▶ **Directive**
Count lines holding the string "heading" in the data that follows. Reply with one number only.

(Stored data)
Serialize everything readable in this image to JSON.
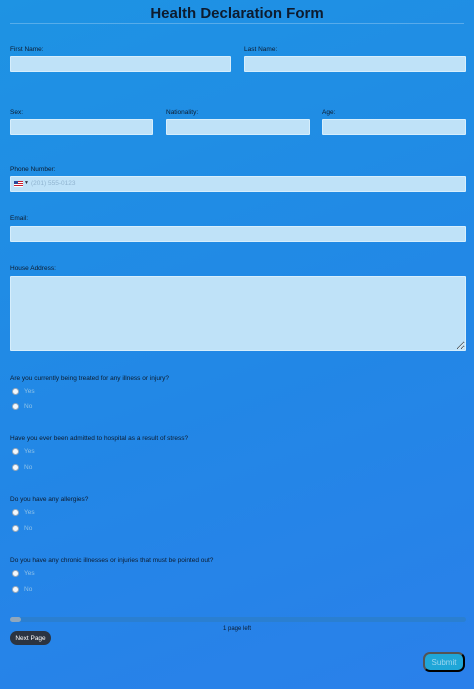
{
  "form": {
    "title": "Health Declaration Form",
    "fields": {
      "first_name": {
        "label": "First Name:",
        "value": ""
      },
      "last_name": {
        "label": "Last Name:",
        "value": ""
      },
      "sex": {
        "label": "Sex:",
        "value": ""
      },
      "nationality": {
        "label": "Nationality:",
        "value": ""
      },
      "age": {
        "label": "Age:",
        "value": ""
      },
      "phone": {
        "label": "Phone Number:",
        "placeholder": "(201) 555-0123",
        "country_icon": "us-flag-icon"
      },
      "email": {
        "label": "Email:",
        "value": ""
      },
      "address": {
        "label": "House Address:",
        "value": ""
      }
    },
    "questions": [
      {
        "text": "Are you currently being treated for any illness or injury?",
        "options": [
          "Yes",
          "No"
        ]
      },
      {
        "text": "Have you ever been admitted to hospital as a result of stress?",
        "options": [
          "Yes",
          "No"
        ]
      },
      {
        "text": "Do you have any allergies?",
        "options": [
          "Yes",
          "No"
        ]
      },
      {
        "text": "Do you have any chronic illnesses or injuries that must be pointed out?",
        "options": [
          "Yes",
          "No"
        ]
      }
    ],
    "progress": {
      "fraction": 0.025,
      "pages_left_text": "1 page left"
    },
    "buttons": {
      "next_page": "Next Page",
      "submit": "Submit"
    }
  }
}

==

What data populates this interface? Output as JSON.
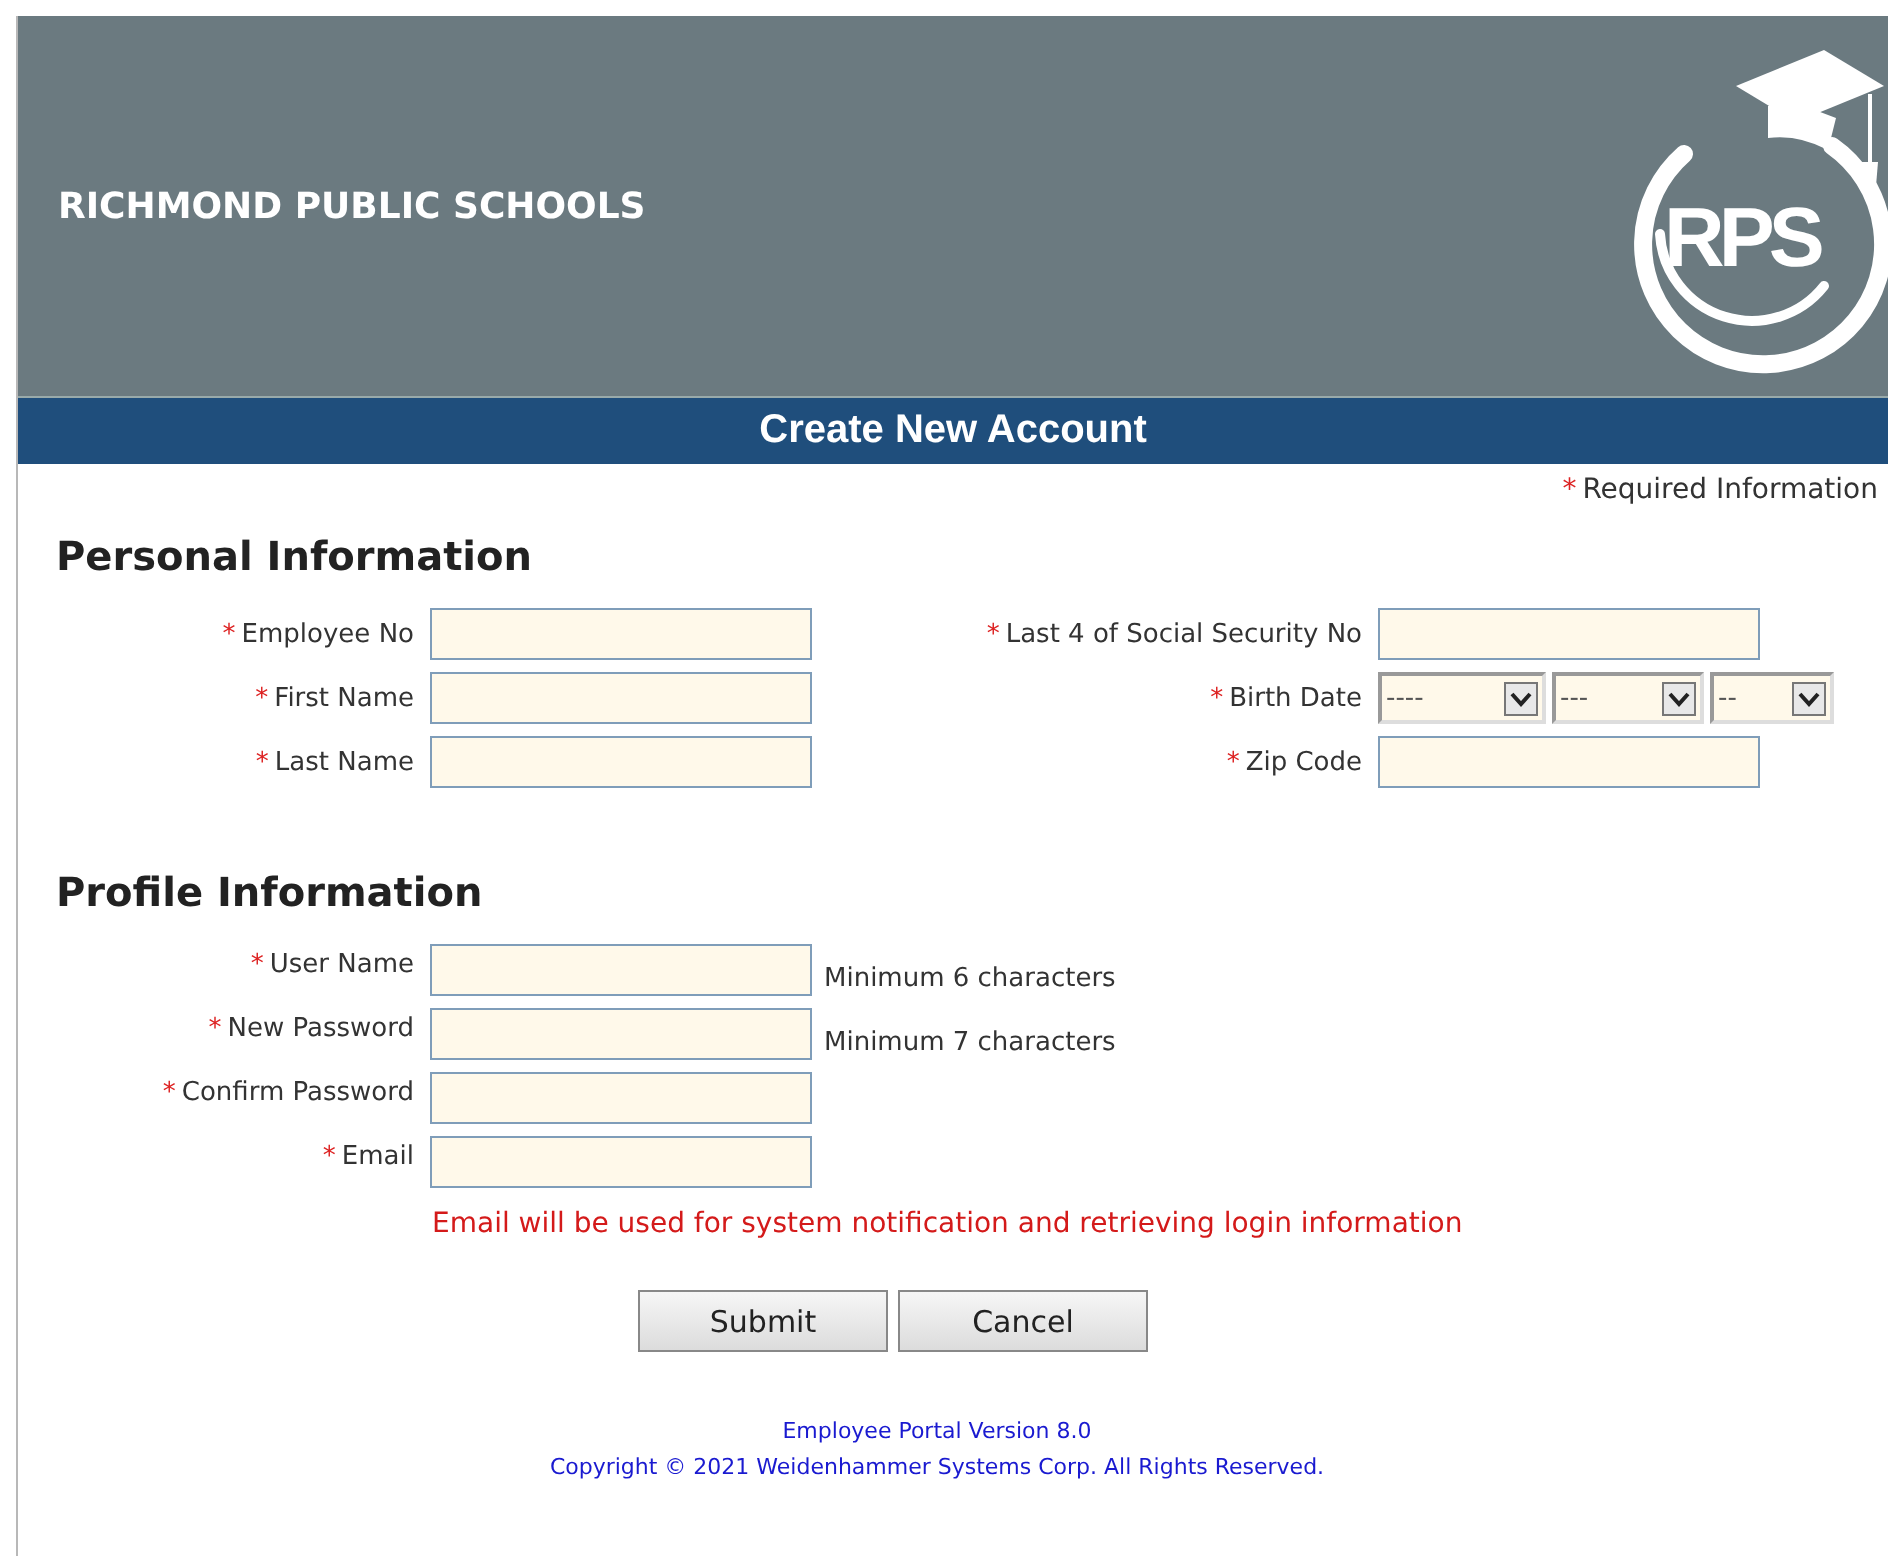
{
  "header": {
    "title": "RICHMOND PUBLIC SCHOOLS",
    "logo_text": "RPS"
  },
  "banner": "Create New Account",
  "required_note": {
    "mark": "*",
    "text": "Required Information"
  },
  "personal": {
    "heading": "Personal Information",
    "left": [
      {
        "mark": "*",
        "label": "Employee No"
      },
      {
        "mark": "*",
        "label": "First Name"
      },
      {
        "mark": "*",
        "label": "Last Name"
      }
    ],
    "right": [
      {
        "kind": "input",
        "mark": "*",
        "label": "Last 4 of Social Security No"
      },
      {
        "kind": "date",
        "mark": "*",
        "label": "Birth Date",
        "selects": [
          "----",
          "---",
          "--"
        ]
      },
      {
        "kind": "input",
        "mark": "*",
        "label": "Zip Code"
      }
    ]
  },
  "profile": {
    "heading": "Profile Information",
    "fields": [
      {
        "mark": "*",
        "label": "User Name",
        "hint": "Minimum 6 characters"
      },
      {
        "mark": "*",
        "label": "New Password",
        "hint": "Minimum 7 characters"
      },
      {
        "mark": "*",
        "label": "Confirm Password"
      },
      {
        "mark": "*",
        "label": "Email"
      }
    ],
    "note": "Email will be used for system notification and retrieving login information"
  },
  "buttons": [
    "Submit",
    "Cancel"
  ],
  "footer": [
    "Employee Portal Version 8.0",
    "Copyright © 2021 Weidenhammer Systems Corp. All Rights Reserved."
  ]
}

* * *

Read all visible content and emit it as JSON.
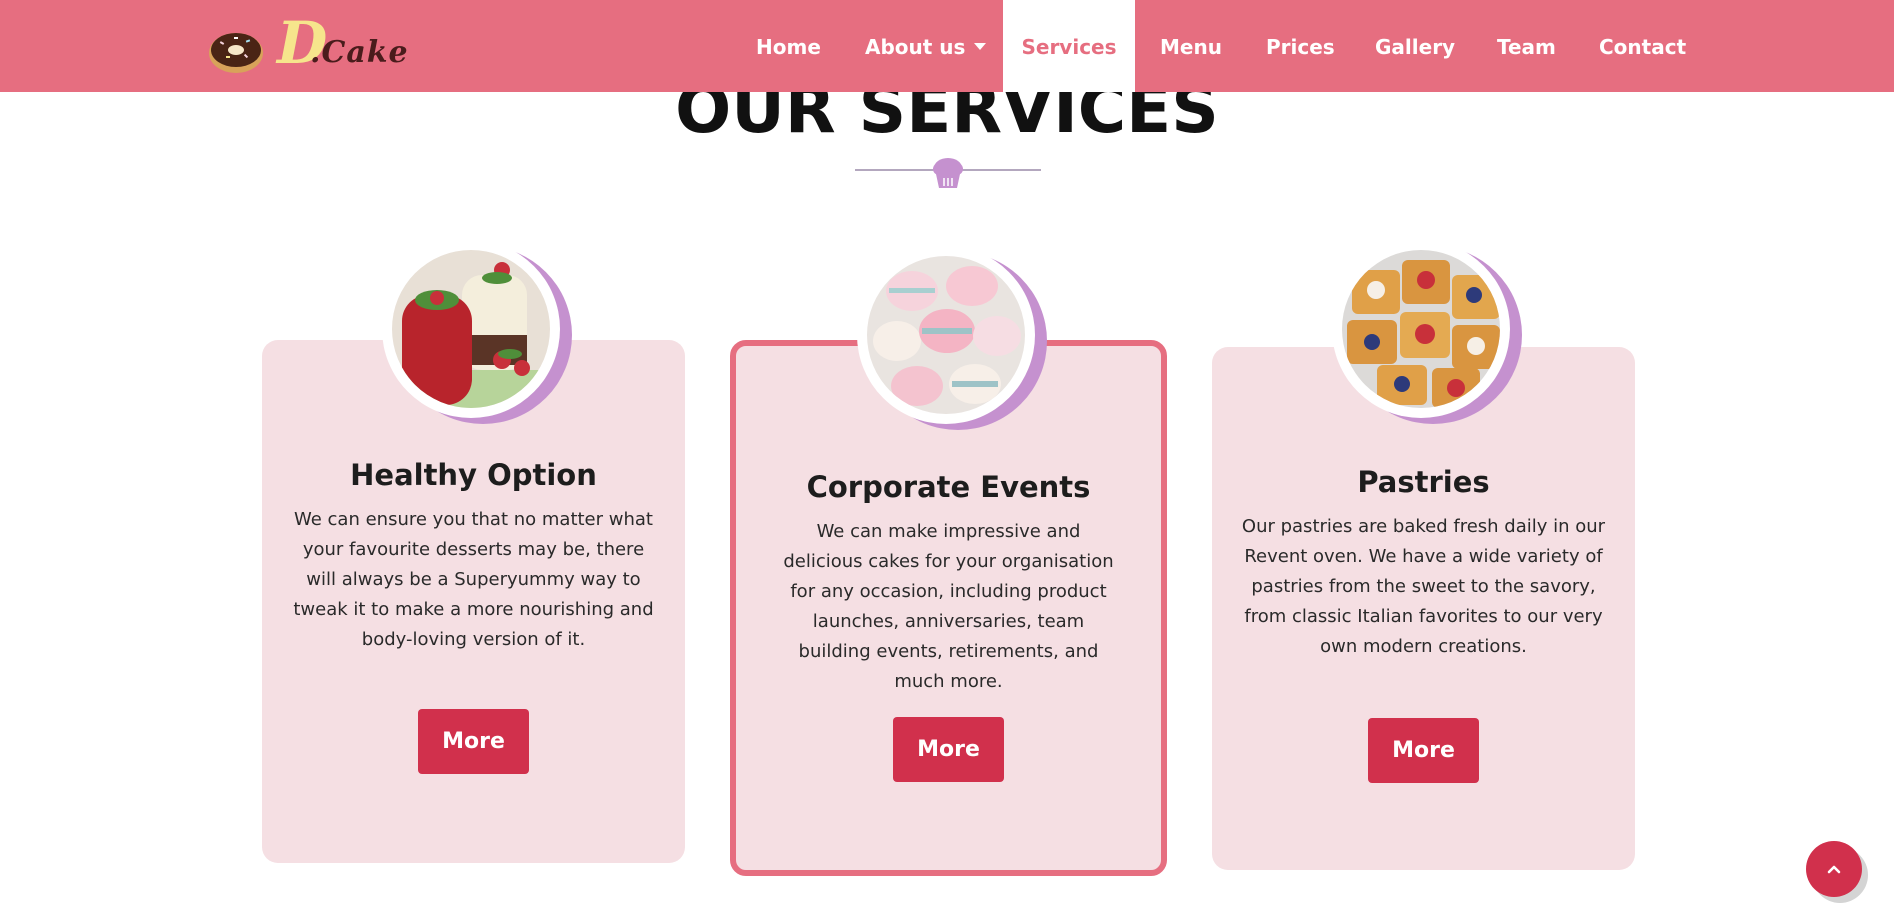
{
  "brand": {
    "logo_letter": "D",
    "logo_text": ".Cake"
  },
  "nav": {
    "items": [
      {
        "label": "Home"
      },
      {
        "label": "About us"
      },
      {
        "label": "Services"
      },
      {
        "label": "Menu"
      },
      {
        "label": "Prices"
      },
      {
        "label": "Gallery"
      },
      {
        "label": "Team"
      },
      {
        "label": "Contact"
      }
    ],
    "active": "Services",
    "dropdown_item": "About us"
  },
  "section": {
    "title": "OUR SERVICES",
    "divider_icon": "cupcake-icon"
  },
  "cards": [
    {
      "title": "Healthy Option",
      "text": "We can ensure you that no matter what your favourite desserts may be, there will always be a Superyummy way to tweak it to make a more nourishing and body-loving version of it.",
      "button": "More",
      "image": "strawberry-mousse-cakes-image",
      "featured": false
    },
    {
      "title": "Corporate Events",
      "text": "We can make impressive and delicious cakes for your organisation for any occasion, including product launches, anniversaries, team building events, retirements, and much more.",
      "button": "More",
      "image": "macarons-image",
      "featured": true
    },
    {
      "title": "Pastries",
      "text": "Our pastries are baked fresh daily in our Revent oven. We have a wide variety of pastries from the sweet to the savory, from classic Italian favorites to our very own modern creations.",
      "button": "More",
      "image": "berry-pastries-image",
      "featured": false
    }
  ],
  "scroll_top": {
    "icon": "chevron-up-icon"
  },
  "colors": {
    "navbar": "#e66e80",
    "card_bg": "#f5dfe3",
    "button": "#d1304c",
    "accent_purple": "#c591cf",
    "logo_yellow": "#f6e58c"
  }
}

▶ **Right answer**
2